Write each line out again exactly as written.
-- begin --
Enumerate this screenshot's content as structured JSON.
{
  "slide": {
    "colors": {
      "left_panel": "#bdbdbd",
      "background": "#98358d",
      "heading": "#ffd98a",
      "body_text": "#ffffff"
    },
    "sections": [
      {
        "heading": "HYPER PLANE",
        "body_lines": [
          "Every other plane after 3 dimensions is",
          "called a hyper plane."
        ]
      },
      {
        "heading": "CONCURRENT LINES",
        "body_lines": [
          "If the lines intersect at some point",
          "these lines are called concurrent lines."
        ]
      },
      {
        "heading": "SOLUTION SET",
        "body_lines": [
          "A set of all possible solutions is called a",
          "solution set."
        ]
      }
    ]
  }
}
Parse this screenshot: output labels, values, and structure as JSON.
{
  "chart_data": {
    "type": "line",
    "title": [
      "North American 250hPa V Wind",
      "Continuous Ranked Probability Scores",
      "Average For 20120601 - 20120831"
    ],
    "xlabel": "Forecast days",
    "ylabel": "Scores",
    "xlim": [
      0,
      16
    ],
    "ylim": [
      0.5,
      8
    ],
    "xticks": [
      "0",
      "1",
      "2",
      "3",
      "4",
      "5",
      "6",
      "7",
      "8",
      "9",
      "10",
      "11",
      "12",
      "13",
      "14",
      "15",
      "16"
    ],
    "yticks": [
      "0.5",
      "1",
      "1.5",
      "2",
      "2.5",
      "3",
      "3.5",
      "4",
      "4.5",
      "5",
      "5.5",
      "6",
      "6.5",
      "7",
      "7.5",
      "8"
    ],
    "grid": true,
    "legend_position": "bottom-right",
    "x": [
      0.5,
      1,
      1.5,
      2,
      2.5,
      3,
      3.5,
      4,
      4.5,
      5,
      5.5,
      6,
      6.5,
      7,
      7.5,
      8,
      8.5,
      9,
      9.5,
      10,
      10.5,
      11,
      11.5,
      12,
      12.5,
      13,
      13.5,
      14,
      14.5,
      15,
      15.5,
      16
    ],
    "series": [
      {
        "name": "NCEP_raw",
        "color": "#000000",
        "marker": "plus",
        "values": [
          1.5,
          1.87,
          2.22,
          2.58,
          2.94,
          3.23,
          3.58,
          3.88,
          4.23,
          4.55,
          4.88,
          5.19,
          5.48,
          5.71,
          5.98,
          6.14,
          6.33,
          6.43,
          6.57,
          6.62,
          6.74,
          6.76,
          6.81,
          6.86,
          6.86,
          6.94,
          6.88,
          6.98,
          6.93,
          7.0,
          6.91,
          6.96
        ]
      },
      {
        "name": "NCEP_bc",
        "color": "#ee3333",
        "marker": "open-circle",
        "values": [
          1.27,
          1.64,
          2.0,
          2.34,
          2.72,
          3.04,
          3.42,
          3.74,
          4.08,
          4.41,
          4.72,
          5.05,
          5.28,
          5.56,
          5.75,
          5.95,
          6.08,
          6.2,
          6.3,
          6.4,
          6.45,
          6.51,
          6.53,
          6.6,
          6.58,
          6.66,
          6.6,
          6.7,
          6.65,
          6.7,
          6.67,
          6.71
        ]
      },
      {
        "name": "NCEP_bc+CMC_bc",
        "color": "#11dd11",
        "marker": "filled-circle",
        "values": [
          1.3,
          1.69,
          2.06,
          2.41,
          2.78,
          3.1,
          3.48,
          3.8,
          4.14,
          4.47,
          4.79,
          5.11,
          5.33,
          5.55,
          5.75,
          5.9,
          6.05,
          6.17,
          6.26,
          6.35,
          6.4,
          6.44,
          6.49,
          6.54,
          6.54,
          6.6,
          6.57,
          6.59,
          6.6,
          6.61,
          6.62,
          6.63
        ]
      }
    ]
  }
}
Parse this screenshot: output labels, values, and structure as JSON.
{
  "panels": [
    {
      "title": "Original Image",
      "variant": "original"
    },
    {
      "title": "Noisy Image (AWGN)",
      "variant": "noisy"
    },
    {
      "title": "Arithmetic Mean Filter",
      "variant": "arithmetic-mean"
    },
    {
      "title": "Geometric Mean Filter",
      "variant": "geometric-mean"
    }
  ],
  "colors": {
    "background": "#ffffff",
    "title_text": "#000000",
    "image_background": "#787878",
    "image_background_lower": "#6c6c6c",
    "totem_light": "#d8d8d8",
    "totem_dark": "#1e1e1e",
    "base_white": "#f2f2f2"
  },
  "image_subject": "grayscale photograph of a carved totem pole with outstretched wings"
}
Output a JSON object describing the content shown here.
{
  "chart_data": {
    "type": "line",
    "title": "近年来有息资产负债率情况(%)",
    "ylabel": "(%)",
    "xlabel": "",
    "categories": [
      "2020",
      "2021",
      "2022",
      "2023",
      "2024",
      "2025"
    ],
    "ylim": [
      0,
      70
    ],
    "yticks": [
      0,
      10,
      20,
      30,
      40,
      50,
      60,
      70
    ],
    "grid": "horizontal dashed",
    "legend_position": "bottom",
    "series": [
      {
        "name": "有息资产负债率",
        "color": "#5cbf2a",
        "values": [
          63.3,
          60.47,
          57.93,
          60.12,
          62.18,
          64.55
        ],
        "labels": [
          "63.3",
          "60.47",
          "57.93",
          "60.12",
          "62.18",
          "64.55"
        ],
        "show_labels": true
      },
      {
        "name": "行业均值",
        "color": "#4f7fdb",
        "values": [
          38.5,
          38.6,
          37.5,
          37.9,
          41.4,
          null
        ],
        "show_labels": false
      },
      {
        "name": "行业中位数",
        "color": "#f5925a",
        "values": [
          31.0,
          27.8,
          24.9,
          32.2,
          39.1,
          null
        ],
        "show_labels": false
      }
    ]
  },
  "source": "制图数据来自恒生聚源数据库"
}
-- end --
SOLUTION FOR THIS EXERCISE >>
Enumerate this screenshot's content as structured JSON.
{
  "slide": {
    "colors": {
      "left_panel": "#bdbdbd",
      "background": "#98358d",
      "heading": "#ffd98a",
      "body_text": "#ffffff"
    },
    "sections": [
      {
        "heading": "HYPER PLANE",
        "body_lines": [
          "Every other plane after 3 dimensions is",
          "called a hyper plane."
        ]
      },
      {
        "heading": "CONCURRENT LINES",
        "body_lines": [
          "If the lines intersect at some point",
          "these lines are called concurrent lines."
        ]
      },
      {
        "heading": "SOLUTION SET",
        "body_lines": [
          "A set of all possible solutions is called a",
          "solution set."
        ]
      }
    ]
  }
}
Parse this screenshot: output labels, values, and structure as JSON.
{
  "chart_data": {
    "type": "line",
    "title": [
      "North American 250hPa V Wind",
      "Continuous Ranked Probability Scores",
      "Average For 20120601 - 20120831"
    ],
    "xlabel": "Forecast days",
    "ylabel": "Scores",
    "xlim": [
      0,
      16
    ],
    "ylim": [
      0.5,
      8
    ],
    "xticks": [
      "0",
      "1",
      "2",
      "3",
      "4",
      "5",
      "6",
      "7",
      "8",
      "9",
      "10",
      "11",
      "12",
      "13",
      "14",
      "15",
      "16"
    ],
    "yticks": [
      "0.5",
      "1",
      "1.5",
      "2",
      "2.5",
      "3",
      "3.5",
      "4",
      "4.5",
      "5",
      "5.5",
      "6",
      "6.5",
      "7",
      "7.5",
      "8"
    ],
    "grid": true,
    "legend_position": "bottom-right",
    "x": [
      0.5,
      1,
      1.5,
      2,
      2.5,
      3,
      3.5,
      4,
      4.5,
      5,
      5.5,
      6,
      6.5,
      7,
      7.5,
      8,
      8.5,
      9,
      9.5,
      10,
      10.5,
      11,
      11.5,
      12,
      12.5,
      13,
      13.5,
      14,
      14.5,
      15,
      15.5,
      16
    ],
    "series": [
      {
        "name": "NCEP_raw",
        "color": "#000000",
        "marker": "plus",
        "values": [
          1.5,
          1.87,
          2.22,
          2.58,
          2.94,
          3.23,
          3.58,
          3.88,
          4.23,
          4.55,
          4.88,
          5.19,
          5.48,
          5.71,
          5.98,
          6.14,
          6.33,
          6.43,
          6.57,
          6.62,
          6.74,
          6.76,
          6.81,
          6.86,
          6.86,
          6.94,
          6.88,
          6.98,
          6.93,
          7.0,
          6.91,
          6.96
        ]
      },
      {
        "name": "NCEP_bc",
        "color": "#ee3333",
        "marker": "open-circle",
        "values": [
          1.27,
          1.64,
          2.0,
          2.34,
          2.72,
          3.04,
          3.42,
          3.74,
          4.08,
          4.41,
          4.72,
          5.05,
          5.28,
          5.56,
          5.75,
          5.95,
          6.08,
          6.2,
          6.3,
          6.4,
          6.45,
          6.51,
          6.53,
          6.6,
          6.58,
          6.66,
          6.6,
          6.7,
          6.65,
          6.7,
          6.67,
          6.71
        ]
      },
      {
        "name": "NCEP_bc+CMC_bc",
        "color": "#11dd11",
        "marker": "filled-circle",
        "values": [
          1.3,
          1.69,
          2.06,
          2.41,
          2.78,
          3.1,
          3.48,
          3.8,
          4.14,
          4.47,
          4.79,
          5.11,
          5.33,
          5.55,
          5.75,
          5.9,
          6.05,
          6.17,
          6.26,
          6.35,
          6.4,
          6.44,
          6.49,
          6.54,
          6.54,
          6.6,
          6.57,
          6.59,
          6.6,
          6.61,
          6.62,
          6.63
        ]
      }
    ]
  }
}
Parse this screenshot: output labels, values, and structure as JSON.
{
  "panels": [
    {
      "title": "Original Image",
      "variant": "original"
    },
    {
      "title": "Noisy Image (AWGN)",
      "variant": "noisy"
    },
    {
      "title": "Arithmetic Mean Filter",
      "variant": "arithmetic-mean"
    },
    {
      "title": "Geometric Mean Filter",
      "variant": "geometric-mean"
    }
  ],
  "colors": {
    "background": "#ffffff",
    "title_text": "#000000",
    "image_background": "#787878",
    "image_background_lower": "#6c6c6c",
    "totem_light": "#d8d8d8",
    "totem_dark": "#1e1e1e",
    "base_white": "#f2f2f2"
  },
  "image_subject": "grayscale photograph of a carved totem pole with outstretched wings"
}
Output a JSON object describing the content shown here.
{
  "chart_data": {
    "type": "line",
    "title": "近年来有息资产负债率情况(%)",
    "ylabel": "(%)",
    "xlabel": "",
    "categories": [
      "2020",
      "2021",
      "2022",
      "2023",
      "2024",
      "2025"
    ],
    "ylim": [
      0,
      70
    ],
    "yticks": [
      0,
      10,
      20,
      30,
      40,
      50,
      60,
      70
    ],
    "grid": "horizontal dashed",
    "legend_position": "bottom",
    "series": [
      {
        "name": "有息资产负债率",
        "color": "#5cbf2a",
        "values": [
          63.3,
          60.47,
          57.93,
          60.12,
          62.18,
          64.55
        ],
        "labels": [
          "63.3",
          "60.47",
          "57.93",
          "60.12",
          "62.18",
          "64.55"
        ],
        "show_labels": true
      },
      {
        "name": "行业均值",
        "color": "#4f7fdb",
        "values": [
          38.5,
          38.6,
          37.5,
          37.9,
          41.4,
          null
        ],
        "show_labels": false
      },
      {
        "name": "行业中位数",
        "color": "#f5925a",
        "values": [
          31.0,
          27.8,
          24.9,
          32.2,
          39.1,
          null
        ],
        "show_labels": false
      }
    ]
  },
  "source": "制图数据来自恒生聚源数据库"
}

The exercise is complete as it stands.